[PROBLEM] Extract every record, exactly as written, and ignore the pictures.

[DATA SHOWN]
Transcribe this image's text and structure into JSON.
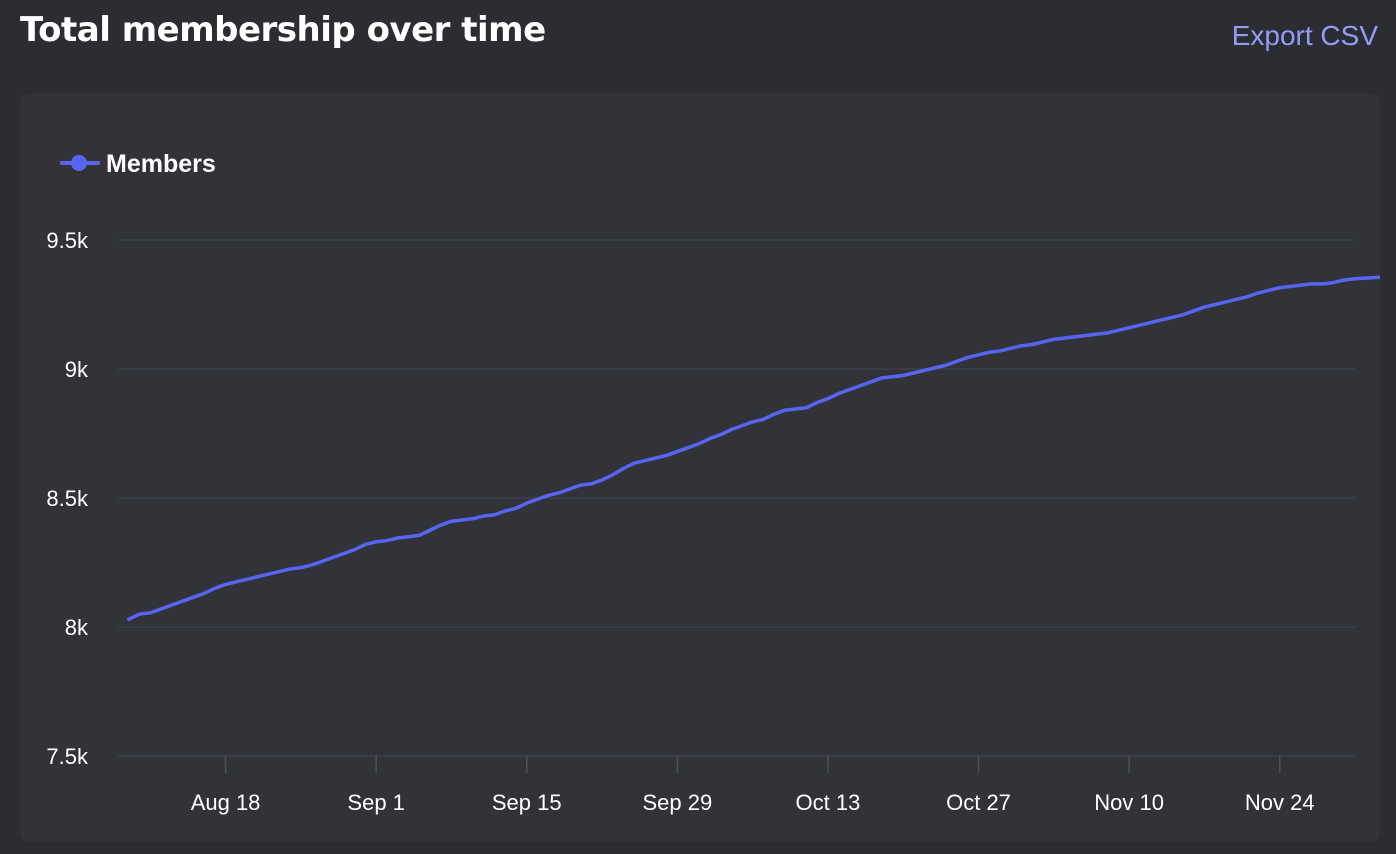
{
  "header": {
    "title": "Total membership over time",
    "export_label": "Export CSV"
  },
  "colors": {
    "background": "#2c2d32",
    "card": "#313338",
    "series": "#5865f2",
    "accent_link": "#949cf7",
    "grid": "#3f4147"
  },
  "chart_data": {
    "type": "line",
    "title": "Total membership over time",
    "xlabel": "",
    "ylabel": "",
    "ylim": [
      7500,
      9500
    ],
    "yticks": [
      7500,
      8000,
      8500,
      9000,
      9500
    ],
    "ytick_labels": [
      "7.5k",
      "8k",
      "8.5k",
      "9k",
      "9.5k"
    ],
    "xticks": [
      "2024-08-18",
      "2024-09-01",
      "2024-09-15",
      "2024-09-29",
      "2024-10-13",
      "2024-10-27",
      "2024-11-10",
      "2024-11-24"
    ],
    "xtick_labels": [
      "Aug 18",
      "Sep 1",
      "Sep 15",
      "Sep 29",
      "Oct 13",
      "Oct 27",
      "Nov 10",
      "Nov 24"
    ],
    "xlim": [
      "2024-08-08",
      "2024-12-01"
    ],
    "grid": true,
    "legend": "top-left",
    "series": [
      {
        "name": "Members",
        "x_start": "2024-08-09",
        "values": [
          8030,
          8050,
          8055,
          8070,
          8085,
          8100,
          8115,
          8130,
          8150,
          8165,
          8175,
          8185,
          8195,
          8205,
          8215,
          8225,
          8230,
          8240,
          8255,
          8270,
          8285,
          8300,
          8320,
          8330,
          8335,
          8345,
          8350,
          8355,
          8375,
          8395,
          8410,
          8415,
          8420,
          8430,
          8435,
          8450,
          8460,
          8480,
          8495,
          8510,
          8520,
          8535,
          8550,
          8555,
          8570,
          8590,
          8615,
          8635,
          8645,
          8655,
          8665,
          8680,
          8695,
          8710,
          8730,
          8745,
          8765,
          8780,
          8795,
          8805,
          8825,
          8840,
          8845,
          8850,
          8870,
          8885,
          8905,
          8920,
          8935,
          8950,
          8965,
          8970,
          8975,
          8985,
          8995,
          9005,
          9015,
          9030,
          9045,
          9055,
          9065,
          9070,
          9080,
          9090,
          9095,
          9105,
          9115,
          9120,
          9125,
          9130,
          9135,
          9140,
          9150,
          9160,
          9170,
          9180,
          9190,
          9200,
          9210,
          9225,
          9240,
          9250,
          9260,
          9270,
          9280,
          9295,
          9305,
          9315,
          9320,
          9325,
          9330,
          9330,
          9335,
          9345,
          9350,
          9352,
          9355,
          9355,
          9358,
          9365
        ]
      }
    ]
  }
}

[COMPLETED EXERCISE]
Transcribe this image's text and structure into JSON.
{
  "header": {
    "title": "Total membership over time",
    "export_label": "Export CSV"
  },
  "colors": {
    "background": "#2c2d32",
    "card": "#313338",
    "series": "#5865f2",
    "accent_link": "#949cf7",
    "grid": "#3f4147"
  },
  "chart_data": {
    "type": "line",
    "title": "Total membership over time",
    "xlabel": "",
    "ylabel": "",
    "ylim": [
      7500,
      9500
    ],
    "yticks": [
      7500,
      8000,
      8500,
      9000,
      9500
    ],
    "ytick_labels": [
      "7.5k",
      "8k",
      "8.5k",
      "9k",
      "9.5k"
    ],
    "xticks": [
      "2024-08-18",
      "2024-09-01",
      "2024-09-15",
      "2024-09-29",
      "2024-10-13",
      "2024-10-27",
      "2024-11-10",
      "2024-11-24"
    ],
    "xtick_labels": [
      "Aug 18",
      "Sep 1",
      "Sep 15",
      "Sep 29",
      "Oct 13",
      "Oct 27",
      "Nov 10",
      "Nov 24"
    ],
    "xlim": [
      "2024-08-08",
      "2024-12-01"
    ],
    "grid": true,
    "legend": "top-left",
    "series": [
      {
        "name": "Members",
        "x_start": "2024-08-09",
        "values": [
          8030,
          8050,
          8055,
          8070,
          8085,
          8100,
          8115,
          8130,
          8150,
          8165,
          8175,
          8185,
          8195,
          8205,
          8215,
          8225,
          8230,
          8240,
          8255,
          8270,
          8285,
          8300,
          8320,
          8330,
          8335,
          8345,
          8350,
          8355,
          8375,
          8395,
          8410,
          8415,
          8420,
          8430,
          8435,
          8450,
          8460,
          8480,
          8495,
          8510,
          8520,
          8535,
          8550,
          8555,
          8570,
          8590,
          8615,
          8635,
          8645,
          8655,
          8665,
          8680,
          8695,
          8710,
          8730,
          8745,
          8765,
          8780,
          8795,
          8805,
          8825,
          8840,
          8845,
          8850,
          8870,
          8885,
          8905,
          8920,
          8935,
          8950,
          8965,
          8970,
          8975,
          8985,
          8995,
          9005,
          9015,
          9030,
          9045,
          9055,
          9065,
          9070,
          9080,
          9090,
          9095,
          9105,
          9115,
          9120,
          9125,
          9130,
          9135,
          9140,
          9150,
          9160,
          9170,
          9180,
          9190,
          9200,
          9210,
          9225,
          9240,
          9250,
          9260,
          9270,
          9280,
          9295,
          9305,
          9315,
          9320,
          9325,
          9330,
          9330,
          9335,
          9345,
          9350,
          9352,
          9355,
          9355,
          9358,
          9365
        ]
      }
    ]
  }
}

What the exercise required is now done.